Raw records
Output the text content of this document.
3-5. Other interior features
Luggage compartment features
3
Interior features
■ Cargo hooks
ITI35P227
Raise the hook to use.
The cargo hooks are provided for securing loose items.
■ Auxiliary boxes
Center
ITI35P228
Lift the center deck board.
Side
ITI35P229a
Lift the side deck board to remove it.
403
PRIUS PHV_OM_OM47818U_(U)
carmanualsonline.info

Given task →
Retype all of the entries precisely as they are.

In response →
Output the text content of this document.
3-5. Other interior features
Luggage compartment features
3
Interior features
■ Cargo hooks
ITI35P227
Raise the hook to use.
The cargo hooks are provided for securing loose items.
■ Auxiliary boxes
Center
ITI35P228
Lift the center deck board.
Side
ITI35P229a
Lift the side deck board to remove it.
403
PRIUS PHV_OM_OM47818U_(U)
carmanualsonline.info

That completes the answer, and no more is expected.